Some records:

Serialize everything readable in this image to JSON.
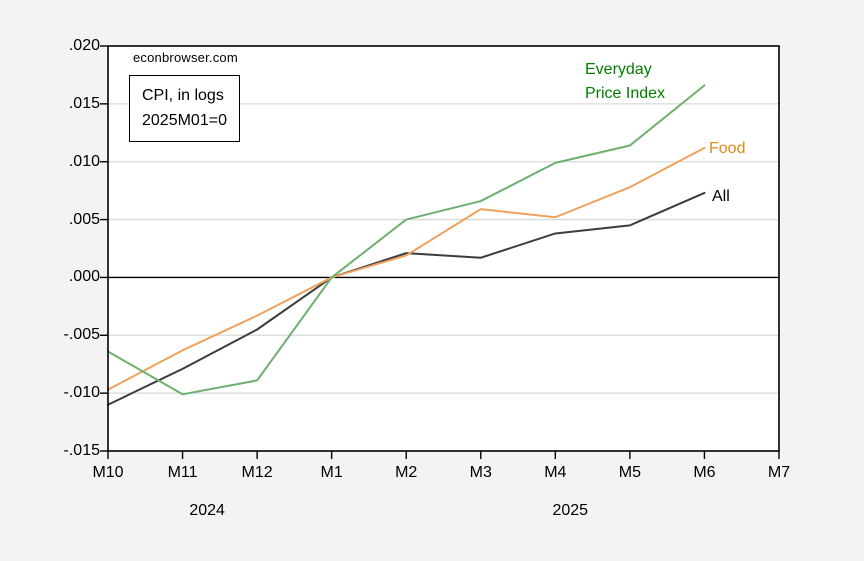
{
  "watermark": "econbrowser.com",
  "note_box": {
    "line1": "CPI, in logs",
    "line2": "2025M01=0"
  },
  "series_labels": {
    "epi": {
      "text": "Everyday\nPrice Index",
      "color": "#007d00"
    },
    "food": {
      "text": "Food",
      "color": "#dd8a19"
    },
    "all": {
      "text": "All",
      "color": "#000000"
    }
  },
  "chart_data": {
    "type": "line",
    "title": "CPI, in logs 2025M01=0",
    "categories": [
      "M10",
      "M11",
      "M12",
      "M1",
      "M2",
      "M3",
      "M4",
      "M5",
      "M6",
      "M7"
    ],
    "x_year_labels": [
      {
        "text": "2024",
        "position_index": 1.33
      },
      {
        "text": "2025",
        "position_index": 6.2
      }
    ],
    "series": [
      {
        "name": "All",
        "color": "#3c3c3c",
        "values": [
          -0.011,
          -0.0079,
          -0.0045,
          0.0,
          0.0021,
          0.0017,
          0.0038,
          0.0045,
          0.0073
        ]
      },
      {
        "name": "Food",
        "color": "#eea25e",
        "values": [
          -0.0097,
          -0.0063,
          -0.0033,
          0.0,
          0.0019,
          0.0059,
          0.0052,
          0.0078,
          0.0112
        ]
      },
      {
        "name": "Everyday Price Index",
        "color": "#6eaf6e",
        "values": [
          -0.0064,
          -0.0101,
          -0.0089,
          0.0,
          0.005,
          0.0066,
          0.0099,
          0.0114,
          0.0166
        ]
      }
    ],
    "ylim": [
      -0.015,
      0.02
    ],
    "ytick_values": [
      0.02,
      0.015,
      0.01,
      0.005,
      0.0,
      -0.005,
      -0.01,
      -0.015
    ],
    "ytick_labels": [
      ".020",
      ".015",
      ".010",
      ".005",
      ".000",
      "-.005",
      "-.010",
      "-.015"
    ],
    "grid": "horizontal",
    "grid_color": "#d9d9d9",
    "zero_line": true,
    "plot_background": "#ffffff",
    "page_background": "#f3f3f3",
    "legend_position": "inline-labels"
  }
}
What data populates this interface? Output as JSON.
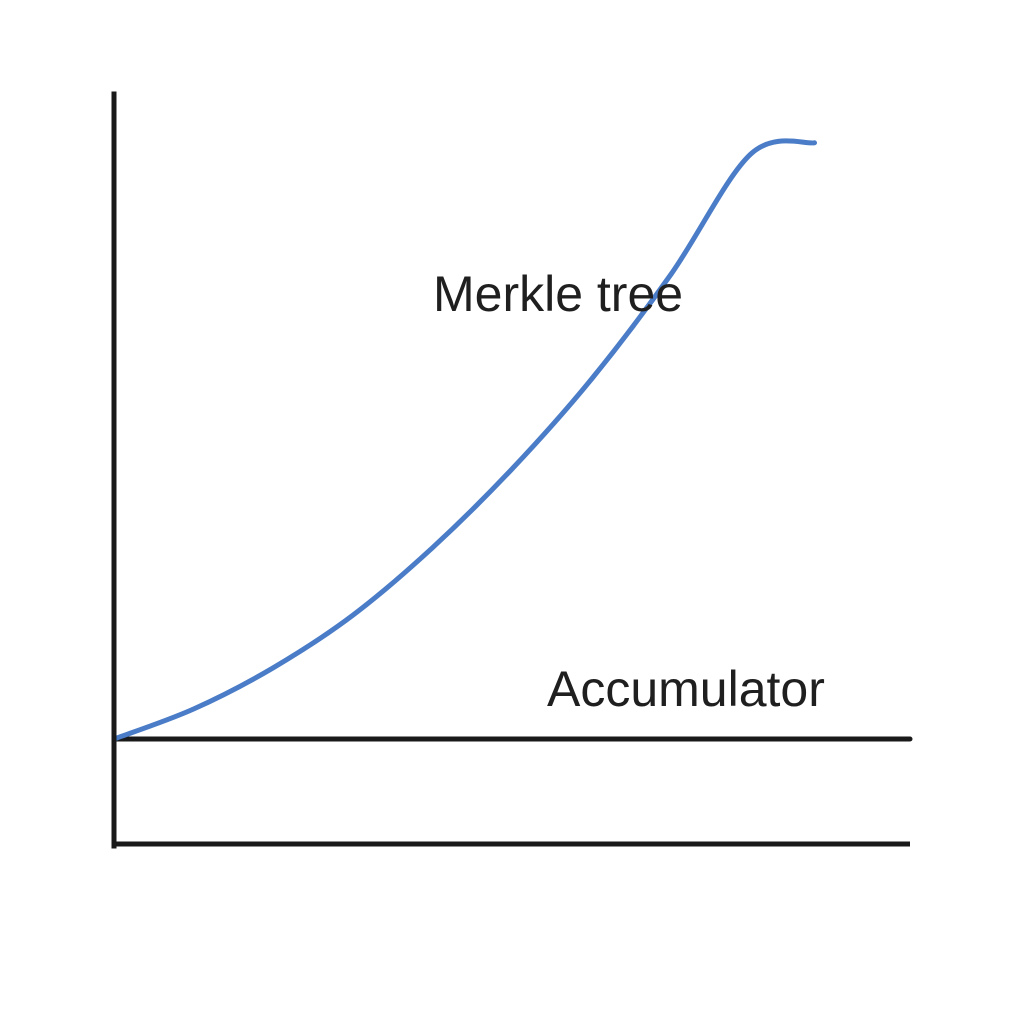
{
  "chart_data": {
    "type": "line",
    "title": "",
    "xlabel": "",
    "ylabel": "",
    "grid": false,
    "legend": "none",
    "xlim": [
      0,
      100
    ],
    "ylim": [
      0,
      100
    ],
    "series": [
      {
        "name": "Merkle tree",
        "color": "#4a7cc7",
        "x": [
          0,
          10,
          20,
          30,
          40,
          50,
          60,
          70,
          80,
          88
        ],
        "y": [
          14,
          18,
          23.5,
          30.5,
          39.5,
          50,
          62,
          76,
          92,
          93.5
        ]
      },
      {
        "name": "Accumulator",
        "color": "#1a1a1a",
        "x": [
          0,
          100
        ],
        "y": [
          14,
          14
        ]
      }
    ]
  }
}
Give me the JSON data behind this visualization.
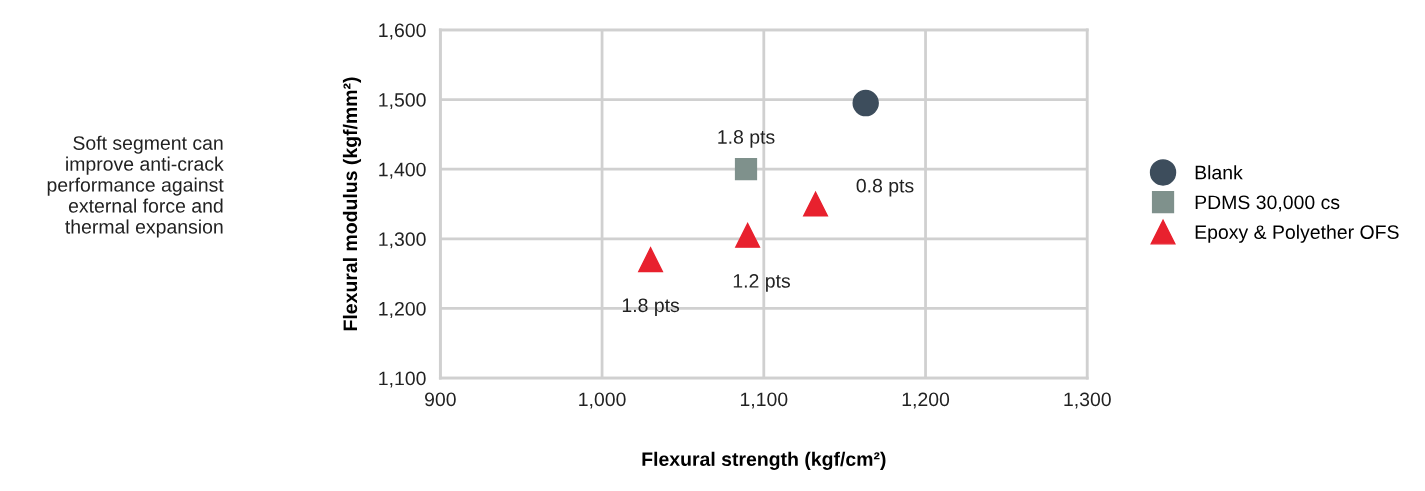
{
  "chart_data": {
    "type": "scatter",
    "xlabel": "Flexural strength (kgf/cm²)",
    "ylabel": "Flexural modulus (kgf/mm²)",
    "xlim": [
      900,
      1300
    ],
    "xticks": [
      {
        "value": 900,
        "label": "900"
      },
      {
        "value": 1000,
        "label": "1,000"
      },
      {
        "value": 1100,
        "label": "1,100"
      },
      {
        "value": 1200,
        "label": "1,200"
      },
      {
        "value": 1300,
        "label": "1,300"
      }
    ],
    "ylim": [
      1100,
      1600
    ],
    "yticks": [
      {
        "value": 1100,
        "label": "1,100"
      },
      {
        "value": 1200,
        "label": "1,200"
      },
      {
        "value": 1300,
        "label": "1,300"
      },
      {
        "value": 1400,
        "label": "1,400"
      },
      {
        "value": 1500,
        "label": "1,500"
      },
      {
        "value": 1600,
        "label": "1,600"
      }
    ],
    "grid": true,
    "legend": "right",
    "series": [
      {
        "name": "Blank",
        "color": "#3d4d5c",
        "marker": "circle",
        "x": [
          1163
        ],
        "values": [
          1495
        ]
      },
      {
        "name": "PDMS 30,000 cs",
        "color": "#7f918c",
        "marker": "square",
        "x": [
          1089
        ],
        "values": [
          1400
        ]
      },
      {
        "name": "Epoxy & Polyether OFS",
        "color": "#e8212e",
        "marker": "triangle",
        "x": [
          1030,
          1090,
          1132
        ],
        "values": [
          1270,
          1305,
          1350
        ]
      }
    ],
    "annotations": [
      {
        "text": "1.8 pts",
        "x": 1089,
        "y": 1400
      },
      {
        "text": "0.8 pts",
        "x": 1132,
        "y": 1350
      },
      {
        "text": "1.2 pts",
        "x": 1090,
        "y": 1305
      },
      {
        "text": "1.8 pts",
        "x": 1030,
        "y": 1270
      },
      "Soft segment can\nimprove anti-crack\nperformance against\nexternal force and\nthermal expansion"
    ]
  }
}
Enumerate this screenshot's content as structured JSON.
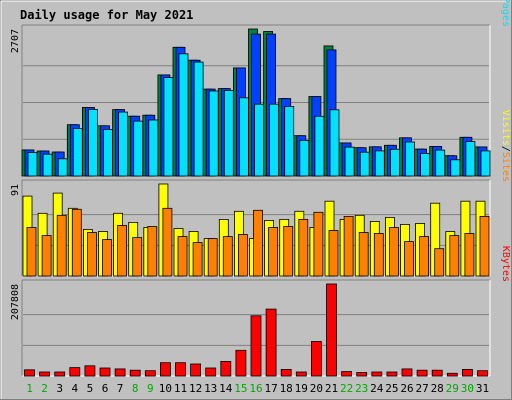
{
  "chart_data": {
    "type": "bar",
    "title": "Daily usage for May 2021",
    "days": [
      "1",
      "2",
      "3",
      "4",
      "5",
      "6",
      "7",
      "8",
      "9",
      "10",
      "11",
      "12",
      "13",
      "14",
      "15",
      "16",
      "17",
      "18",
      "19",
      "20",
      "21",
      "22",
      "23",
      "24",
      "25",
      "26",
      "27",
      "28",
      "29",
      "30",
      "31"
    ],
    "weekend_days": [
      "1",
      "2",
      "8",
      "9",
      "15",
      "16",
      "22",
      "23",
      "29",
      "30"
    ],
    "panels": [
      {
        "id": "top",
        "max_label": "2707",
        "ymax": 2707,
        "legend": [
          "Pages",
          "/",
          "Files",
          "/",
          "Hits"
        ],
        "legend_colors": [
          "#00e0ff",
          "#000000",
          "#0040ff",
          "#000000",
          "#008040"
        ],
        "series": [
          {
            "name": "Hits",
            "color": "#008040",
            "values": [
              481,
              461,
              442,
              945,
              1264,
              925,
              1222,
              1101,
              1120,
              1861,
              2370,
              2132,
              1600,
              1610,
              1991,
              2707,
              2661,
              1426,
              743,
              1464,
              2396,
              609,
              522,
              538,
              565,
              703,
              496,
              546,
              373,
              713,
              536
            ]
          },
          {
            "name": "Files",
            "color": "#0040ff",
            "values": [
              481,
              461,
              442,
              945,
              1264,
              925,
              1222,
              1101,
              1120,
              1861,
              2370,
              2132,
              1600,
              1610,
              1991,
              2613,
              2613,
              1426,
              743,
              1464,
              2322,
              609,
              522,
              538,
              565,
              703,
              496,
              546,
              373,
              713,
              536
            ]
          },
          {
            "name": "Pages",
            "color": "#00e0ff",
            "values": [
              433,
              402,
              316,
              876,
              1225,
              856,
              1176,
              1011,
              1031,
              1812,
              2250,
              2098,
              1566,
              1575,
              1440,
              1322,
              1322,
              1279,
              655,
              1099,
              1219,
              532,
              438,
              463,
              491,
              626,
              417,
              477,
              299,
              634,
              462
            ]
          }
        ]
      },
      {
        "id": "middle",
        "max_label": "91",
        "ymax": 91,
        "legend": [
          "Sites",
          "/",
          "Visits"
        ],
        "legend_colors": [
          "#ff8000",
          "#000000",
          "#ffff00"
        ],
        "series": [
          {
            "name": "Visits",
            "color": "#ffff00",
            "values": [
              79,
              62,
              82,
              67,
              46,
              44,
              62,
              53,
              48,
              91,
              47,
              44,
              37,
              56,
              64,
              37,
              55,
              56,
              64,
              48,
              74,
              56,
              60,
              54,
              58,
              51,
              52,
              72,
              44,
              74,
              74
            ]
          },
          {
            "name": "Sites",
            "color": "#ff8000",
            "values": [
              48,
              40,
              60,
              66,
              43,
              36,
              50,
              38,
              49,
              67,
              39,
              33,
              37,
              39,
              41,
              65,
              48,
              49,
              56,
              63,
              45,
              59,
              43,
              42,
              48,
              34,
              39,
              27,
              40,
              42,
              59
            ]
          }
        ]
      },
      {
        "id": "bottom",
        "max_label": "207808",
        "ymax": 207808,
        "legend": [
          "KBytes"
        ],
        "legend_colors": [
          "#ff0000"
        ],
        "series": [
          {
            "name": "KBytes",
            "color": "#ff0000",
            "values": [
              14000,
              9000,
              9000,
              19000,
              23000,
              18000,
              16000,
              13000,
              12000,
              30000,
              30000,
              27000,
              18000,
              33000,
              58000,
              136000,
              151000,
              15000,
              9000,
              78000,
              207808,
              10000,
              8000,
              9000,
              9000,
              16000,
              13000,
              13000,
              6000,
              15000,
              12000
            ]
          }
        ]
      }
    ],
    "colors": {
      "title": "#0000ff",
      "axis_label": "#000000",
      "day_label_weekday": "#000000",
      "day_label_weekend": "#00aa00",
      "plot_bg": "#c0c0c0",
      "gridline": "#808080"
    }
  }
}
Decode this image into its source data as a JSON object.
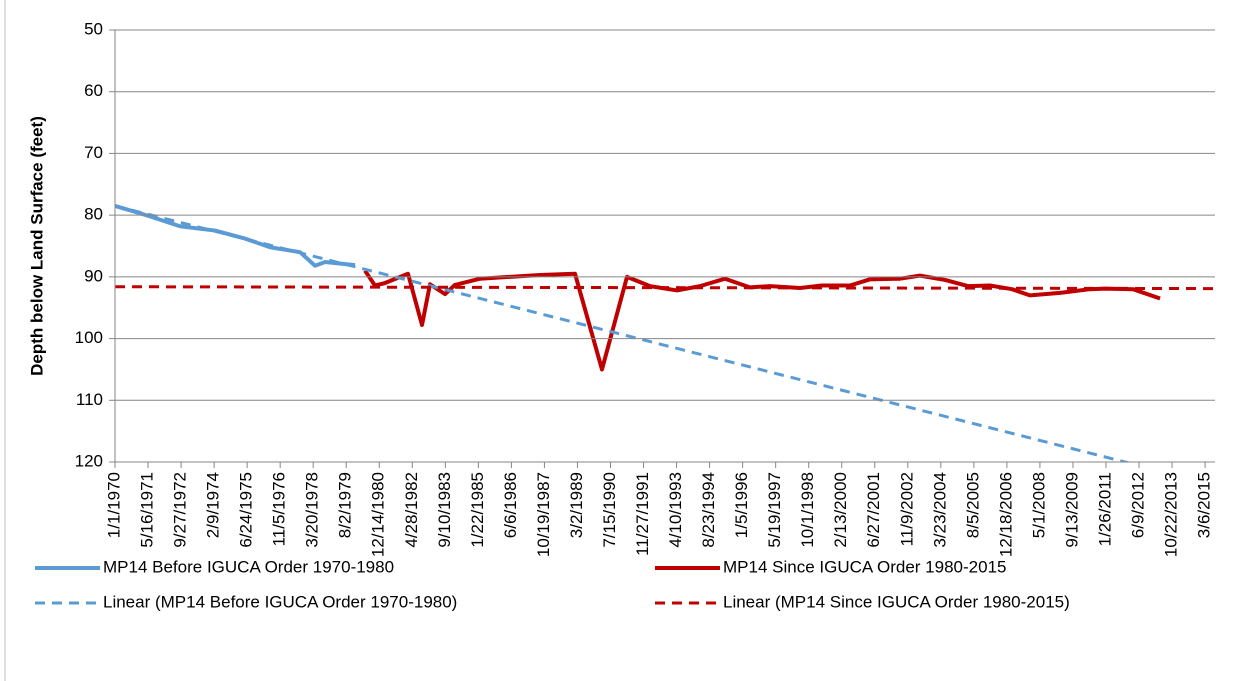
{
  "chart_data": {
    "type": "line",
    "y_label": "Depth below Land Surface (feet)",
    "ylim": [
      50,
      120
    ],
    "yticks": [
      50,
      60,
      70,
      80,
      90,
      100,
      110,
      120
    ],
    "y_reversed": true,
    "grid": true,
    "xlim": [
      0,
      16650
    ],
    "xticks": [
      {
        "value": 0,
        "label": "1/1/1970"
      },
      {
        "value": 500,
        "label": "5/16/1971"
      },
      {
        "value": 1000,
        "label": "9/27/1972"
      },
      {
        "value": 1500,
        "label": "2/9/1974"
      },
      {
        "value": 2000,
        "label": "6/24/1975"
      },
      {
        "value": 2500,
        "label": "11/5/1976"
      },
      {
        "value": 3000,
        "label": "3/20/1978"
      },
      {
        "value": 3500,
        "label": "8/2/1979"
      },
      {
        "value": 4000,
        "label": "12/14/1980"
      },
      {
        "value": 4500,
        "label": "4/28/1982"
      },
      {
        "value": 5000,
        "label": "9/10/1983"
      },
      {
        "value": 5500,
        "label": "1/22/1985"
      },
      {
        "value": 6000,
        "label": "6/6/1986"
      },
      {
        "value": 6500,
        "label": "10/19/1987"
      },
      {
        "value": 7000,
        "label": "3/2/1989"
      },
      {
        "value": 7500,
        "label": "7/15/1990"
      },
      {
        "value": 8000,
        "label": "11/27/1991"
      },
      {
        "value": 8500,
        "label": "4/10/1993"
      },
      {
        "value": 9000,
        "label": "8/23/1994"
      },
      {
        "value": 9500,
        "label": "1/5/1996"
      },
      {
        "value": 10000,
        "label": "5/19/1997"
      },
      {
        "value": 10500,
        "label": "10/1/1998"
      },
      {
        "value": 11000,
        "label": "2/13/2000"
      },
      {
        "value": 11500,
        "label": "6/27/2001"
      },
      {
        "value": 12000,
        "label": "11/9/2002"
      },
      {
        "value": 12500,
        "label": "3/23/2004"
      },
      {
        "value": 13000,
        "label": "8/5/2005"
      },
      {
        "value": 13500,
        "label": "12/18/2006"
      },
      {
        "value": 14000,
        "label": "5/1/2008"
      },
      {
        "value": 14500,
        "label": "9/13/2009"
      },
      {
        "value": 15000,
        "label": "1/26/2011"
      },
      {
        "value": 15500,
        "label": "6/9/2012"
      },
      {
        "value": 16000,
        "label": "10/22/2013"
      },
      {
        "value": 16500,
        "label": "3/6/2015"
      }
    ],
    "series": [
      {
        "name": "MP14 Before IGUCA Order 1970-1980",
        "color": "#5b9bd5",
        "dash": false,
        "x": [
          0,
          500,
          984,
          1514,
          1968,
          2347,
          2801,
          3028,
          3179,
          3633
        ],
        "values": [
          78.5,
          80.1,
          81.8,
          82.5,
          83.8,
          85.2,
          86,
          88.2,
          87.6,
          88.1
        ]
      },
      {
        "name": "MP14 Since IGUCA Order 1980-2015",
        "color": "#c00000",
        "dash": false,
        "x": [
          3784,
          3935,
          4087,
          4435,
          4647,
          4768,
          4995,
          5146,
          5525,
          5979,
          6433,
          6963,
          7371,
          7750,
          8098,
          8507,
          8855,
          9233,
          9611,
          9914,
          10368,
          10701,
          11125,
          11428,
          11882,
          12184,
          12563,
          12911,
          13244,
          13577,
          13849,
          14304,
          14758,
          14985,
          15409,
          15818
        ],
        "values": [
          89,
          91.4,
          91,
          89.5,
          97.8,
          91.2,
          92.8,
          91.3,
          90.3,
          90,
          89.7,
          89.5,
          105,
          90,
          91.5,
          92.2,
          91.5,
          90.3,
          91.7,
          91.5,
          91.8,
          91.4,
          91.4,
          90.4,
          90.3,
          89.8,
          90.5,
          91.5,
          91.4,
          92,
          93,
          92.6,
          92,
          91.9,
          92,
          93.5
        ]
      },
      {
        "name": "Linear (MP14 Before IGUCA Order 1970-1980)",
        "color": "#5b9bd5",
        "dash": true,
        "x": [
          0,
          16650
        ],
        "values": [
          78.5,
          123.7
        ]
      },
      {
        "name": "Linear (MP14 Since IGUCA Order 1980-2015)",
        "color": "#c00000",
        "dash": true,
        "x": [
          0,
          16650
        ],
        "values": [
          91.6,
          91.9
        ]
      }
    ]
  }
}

# What is being asked
Select, from the listing, all lines that include the word "text".

# Complete output
      "text": "Everyday\nPrice Index",
      "text": "Food",
      "text": "All",
        "text": "2024",
        "text": "2025",
        "text": "1.8 pts",
        "text": "0.8 pts",
        "text": "1.2 pts",
        "text": "1.8 pts",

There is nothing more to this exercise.